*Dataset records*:
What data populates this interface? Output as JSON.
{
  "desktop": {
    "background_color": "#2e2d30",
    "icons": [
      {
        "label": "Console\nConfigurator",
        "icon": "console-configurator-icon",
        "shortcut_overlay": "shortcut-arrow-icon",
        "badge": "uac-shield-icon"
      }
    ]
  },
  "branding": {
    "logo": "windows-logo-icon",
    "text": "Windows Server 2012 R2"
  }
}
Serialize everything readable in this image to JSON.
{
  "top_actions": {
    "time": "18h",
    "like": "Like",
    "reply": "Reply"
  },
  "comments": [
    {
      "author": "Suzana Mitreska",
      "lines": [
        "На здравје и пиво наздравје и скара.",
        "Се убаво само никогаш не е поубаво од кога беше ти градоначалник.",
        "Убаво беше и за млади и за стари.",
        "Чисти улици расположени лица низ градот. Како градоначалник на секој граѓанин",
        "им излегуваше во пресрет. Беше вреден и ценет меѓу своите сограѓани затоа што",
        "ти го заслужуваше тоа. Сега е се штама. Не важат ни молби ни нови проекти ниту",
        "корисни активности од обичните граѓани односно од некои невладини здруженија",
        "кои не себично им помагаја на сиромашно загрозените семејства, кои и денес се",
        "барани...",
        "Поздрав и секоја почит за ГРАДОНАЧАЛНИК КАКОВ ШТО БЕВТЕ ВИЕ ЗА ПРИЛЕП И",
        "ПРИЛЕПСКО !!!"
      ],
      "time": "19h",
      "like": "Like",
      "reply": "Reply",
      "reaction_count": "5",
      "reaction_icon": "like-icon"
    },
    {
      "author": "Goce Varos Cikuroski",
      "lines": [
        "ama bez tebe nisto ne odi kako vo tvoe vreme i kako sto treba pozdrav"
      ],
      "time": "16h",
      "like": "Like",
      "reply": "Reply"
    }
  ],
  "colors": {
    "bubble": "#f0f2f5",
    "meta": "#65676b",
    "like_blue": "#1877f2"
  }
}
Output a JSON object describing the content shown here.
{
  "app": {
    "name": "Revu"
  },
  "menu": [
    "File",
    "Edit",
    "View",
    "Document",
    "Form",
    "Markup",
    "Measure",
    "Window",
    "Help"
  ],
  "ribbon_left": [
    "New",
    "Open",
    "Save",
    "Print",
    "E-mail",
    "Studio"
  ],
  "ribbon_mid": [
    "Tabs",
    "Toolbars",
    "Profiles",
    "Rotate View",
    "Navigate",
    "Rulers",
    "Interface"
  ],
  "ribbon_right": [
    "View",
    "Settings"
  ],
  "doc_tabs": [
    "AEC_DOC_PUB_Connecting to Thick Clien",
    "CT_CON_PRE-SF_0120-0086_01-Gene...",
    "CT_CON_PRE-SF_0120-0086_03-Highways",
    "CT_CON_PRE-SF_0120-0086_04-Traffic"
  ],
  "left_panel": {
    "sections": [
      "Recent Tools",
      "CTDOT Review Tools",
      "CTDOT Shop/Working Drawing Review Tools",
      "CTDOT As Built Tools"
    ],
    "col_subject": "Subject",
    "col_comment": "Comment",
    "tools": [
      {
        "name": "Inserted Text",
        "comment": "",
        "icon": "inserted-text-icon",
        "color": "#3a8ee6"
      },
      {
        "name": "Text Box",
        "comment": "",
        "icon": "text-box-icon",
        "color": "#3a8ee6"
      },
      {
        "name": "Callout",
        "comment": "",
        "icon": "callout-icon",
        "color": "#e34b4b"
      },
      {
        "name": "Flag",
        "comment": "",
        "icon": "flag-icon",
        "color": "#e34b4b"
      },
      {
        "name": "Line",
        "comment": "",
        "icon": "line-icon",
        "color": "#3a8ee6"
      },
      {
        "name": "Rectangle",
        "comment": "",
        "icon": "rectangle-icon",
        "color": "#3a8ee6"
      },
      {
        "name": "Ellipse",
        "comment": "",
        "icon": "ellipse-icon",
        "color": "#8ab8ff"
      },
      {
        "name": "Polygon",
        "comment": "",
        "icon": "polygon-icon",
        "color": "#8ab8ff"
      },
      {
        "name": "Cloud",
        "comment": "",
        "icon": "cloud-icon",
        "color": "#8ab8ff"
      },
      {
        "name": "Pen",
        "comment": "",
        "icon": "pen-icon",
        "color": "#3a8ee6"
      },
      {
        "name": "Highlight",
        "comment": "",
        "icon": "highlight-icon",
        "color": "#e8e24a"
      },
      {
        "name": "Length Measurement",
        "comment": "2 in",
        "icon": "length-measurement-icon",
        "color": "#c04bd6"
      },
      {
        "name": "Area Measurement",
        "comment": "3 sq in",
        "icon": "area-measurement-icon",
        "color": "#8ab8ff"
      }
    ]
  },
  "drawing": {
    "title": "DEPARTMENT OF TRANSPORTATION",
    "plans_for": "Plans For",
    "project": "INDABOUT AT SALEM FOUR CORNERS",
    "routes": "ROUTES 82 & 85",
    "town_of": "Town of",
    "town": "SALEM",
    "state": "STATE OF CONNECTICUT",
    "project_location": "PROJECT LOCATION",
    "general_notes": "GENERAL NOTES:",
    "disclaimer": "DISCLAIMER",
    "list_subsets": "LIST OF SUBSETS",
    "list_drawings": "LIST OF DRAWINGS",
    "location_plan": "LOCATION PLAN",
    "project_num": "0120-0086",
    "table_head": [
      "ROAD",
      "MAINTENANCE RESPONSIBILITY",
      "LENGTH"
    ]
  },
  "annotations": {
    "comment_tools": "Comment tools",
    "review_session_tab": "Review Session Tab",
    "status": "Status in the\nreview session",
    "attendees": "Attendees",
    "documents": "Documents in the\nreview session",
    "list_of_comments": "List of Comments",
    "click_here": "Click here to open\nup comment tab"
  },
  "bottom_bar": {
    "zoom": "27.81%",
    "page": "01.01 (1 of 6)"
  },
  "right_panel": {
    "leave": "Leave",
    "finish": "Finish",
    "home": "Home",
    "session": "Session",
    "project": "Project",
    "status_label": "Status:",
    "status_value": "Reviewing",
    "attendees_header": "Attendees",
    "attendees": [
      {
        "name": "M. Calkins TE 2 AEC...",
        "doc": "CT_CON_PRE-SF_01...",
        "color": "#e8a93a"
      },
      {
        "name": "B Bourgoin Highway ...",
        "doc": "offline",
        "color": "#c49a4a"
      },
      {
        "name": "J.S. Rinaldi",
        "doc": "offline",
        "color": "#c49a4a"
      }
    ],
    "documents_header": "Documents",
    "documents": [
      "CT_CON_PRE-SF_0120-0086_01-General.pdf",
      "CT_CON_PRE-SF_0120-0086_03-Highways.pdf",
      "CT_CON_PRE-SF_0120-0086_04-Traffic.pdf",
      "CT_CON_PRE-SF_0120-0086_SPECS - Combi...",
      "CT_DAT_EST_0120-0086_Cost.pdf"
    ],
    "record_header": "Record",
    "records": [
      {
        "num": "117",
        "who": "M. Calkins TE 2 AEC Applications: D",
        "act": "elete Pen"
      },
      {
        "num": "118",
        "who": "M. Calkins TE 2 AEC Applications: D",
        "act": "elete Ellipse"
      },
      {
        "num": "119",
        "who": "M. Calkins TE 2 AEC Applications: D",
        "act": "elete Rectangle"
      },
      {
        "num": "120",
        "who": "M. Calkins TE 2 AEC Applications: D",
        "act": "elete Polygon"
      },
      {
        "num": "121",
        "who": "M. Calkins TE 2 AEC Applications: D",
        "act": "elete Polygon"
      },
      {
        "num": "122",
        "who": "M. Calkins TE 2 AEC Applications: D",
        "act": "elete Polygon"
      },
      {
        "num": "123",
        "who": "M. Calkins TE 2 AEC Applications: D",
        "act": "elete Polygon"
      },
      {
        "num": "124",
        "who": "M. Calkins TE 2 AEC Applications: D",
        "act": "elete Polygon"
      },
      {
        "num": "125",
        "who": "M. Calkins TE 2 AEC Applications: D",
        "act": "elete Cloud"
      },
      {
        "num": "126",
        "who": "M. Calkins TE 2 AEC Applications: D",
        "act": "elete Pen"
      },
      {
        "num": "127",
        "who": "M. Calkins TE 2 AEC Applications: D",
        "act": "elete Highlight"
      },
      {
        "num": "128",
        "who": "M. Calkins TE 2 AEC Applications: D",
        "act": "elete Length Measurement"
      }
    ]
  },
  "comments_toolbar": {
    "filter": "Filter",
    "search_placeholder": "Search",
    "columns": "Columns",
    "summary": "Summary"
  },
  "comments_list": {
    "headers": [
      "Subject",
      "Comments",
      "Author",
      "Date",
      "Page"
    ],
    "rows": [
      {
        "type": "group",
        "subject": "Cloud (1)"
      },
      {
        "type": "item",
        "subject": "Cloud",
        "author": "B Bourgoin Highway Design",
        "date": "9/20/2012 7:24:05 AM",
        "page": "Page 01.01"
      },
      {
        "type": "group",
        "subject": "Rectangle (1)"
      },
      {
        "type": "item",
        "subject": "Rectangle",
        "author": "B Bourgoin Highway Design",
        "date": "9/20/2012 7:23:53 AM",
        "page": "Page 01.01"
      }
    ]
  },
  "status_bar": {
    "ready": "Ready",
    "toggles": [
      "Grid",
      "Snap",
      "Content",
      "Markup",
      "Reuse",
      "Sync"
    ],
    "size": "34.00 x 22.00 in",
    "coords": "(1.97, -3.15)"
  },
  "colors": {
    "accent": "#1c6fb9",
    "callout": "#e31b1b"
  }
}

*Description of the task*: Locate the word "CTDOT" in the data above. Copy every line carrying it.

*Finished answer*:
      "CTDOT Review Tools",
      "CTDOT Shop/Working Drawing Review Tools",
      "CTDOT As Built Tools"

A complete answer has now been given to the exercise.